::: DATA PROVIDED
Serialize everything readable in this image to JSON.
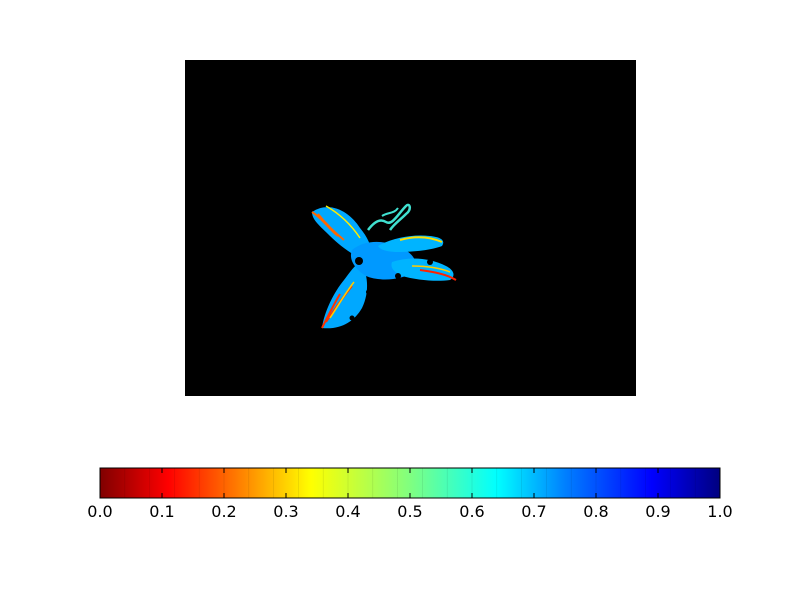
{
  "chart_data": {
    "type": "heatmap",
    "title": "",
    "colormap": "jet_r",
    "background_color": "#000000",
    "colorbar": {
      "orientation": "horizontal",
      "range": [
        0.0,
        1.0
      ],
      "ticks": [
        0.0,
        0.1,
        0.2,
        0.3,
        0.4,
        0.5,
        0.6,
        0.7,
        0.8,
        0.9,
        1.0
      ],
      "tick_labels": [
        "0.0",
        "0.1",
        "0.2",
        "0.3",
        "0.4",
        "0.5",
        "0.6",
        "0.7",
        "0.8",
        "0.9",
        "1.0"
      ],
      "colors": [
        "#800000",
        "#ff0000",
        "#ff8000",
        "#ffff00",
        "#80ff80",
        "#00ffff",
        "#0080ff",
        "#0000ff",
        "#000080"
      ]
    },
    "image_content": "leaf-like segmented region",
    "dominant_value": 0.7,
    "edge_values": [
      0.0,
      0.3
    ]
  }
}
::::::
Omit any images, then output the listing exactly.

Serialize everything readable in this image to JSON.
{
  "chart_data": {
    "type": "heatmap",
    "title": "",
    "colormap": "jet_r",
    "background_color": "#000000",
    "colorbar": {
      "orientation": "horizontal",
      "range": [
        0.0,
        1.0
      ],
      "ticks": [
        0.0,
        0.1,
        0.2,
        0.3,
        0.4,
        0.5,
        0.6,
        0.7,
        0.8,
        0.9,
        1.0
      ],
      "tick_labels": [
        "0.0",
        "0.1",
        "0.2",
        "0.3",
        "0.4",
        "0.5",
        "0.6",
        "0.7",
        "0.8",
        "0.9",
        "1.0"
      ],
      "colors": [
        "#800000",
        "#ff0000",
        "#ff8000",
        "#ffff00",
        "#80ff80",
        "#00ffff",
        "#0080ff",
        "#0000ff",
        "#000080"
      ]
    },
    "image_content": "leaf-like segmented region",
    "dominant_value": 0.7,
    "edge_values": [
      0.0,
      0.3
    ]
  }
}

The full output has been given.